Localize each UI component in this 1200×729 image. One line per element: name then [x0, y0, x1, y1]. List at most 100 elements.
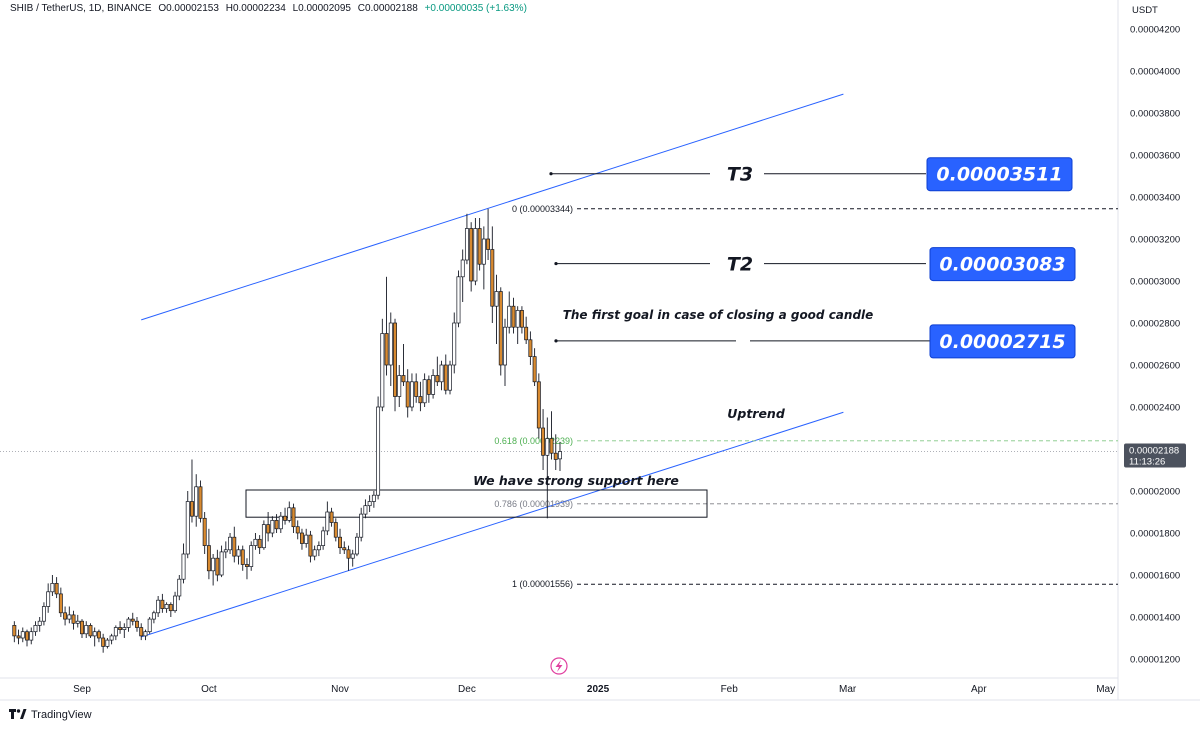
candle-body-up	[261, 524, 266, 549]
t2-value: 0.00003083	[939, 254, 1065, 276]
candle-body-down	[71, 614, 76, 624]
candle	[355, 533, 359, 557]
candle-body-up	[409, 381, 414, 408]
support-annotation: We have strong support here	[473, 473, 679, 488]
t3-value-box[interactable]	[926, 157, 1073, 192]
candle	[388, 312, 393, 386]
candle	[338, 528, 342, 554]
candle-body-up	[41, 606, 46, 622]
candle	[494, 274, 499, 344]
candle-body-down	[524, 326, 529, 341]
x-tick-label: Apr	[971, 684, 987, 695]
candle-body-up	[270, 520, 275, 534]
candle-body-down	[283, 515, 287, 521]
candle-body-up	[126, 618, 131, 628]
candle	[422, 373, 427, 407]
t1-value: 0.00002715	[939, 331, 1065, 353]
tradingview-logo[interactable]: TradingView	[9, 708, 92, 722]
candle	[88, 623, 93, 638]
candle	[393, 318, 397, 412]
candle-body-down	[58, 593, 63, 614]
candle	[71, 610, 76, 630]
candle	[109, 633, 114, 645]
candle-body-up	[422, 379, 427, 404]
candle-body-down	[541, 427, 546, 456]
candle-body-down	[96, 631, 101, 639]
candle	[20, 627, 25, 643]
candle	[190, 459, 194, 523]
candle-body-down	[118, 627, 123, 630]
candle	[363, 499, 368, 519]
lightning-event-icon[interactable]	[550, 657, 568, 675]
candle	[342, 541, 347, 554]
candle	[126, 617, 131, 632]
candle-body-up	[151, 612, 156, 620]
candle-body-down	[12, 625, 17, 637]
goal-annotation: The first goal in case of closing a good…	[563, 308, 874, 322]
candle-body-up	[278, 515, 283, 530]
candle-body-down	[215, 557, 220, 576]
candle	[160, 593, 165, 613]
x-tick-label: Nov	[331, 684, 349, 695]
channel-upper-line[interactable]	[141, 93, 844, 321]
candle-body-up	[515, 310, 520, 328]
candle	[164, 602, 169, 613]
candle-body-up	[312, 549, 317, 557]
candle-body-up	[325, 511, 330, 532]
x-tick-label: Mar	[839, 684, 857, 695]
candle	[384, 276, 389, 376]
candle	[96, 629, 101, 643]
candle	[380, 318, 385, 412]
candle	[519, 306, 524, 334]
candle-body-up	[177, 578, 182, 597]
y-tick-label: 0.00003800	[1130, 109, 1180, 120]
candle	[168, 602, 173, 617]
candle	[92, 627, 97, 647]
candle	[46, 583, 51, 613]
candle	[536, 373, 541, 439]
candle	[274, 514, 279, 533]
candle	[181, 543, 186, 584]
candle	[549, 411, 554, 460]
candle-body-down	[308, 534, 313, 557]
candle-body-down	[426, 379, 431, 395]
candle-body-up	[456, 276, 461, 324]
candle	[469, 222, 474, 292]
candle-body-up	[367, 501, 372, 507]
y-tick-label: 0.00002600	[1130, 361, 1180, 372]
candle-body-up	[359, 513, 364, 538]
candle-body-down	[139, 627, 144, 637]
x-tick-label: Oct	[201, 684, 217, 695]
t2-value-box[interactable]	[929, 247, 1076, 282]
candle-body-down	[266, 524, 271, 534]
candle	[308, 530, 313, 563]
candle	[498, 287, 503, 376]
candle-body-down	[135, 620, 139, 628]
candle-body-up	[371, 494, 376, 502]
candle	[401, 344, 406, 386]
candle	[185, 491, 190, 559]
t1-value-box[interactable]	[929, 324, 1076, 359]
candle-body-up	[92, 631, 97, 637]
candle-body-down	[245, 564, 249, 567]
candle	[261, 520, 266, 550]
candle-body-up	[388, 322, 393, 366]
candle-body-up	[304, 534, 309, 544]
candle	[58, 587, 63, 617]
candle-body-down	[435, 375, 440, 383]
candle	[312, 545, 317, 561]
candle	[249, 541, 254, 571]
candle-body-up	[236, 549, 241, 557]
candle-body-up	[122, 627, 127, 630]
channel-lower-line[interactable]	[141, 411, 844, 638]
candle-body-up	[397, 375, 402, 397]
candle-body-down	[190, 501, 194, 517]
candle-body-up	[105, 639, 110, 647]
candle	[524, 316, 529, 344]
candle	[54, 577, 59, 599]
support-zone-box[interactable]	[245, 489, 708, 518]
candle	[177, 575, 182, 601]
y-tick-label: 0.00002800	[1130, 319, 1180, 330]
candle-body-up	[194, 486, 199, 517]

_OBJECTIVE_:
Pick out each row above that contains the word "line", matching case exactly, and copy those rows in full.

_RESULT FOR THIS EXERCISE_:
Localize each UI component in this 1200×729 image. One line per element: name then [x0, y0, x1, y1]. List at most 100 elements.
channel-upper-line[interactable]	[141, 93, 844, 321]
channel-lower-line[interactable]	[141, 411, 844, 638]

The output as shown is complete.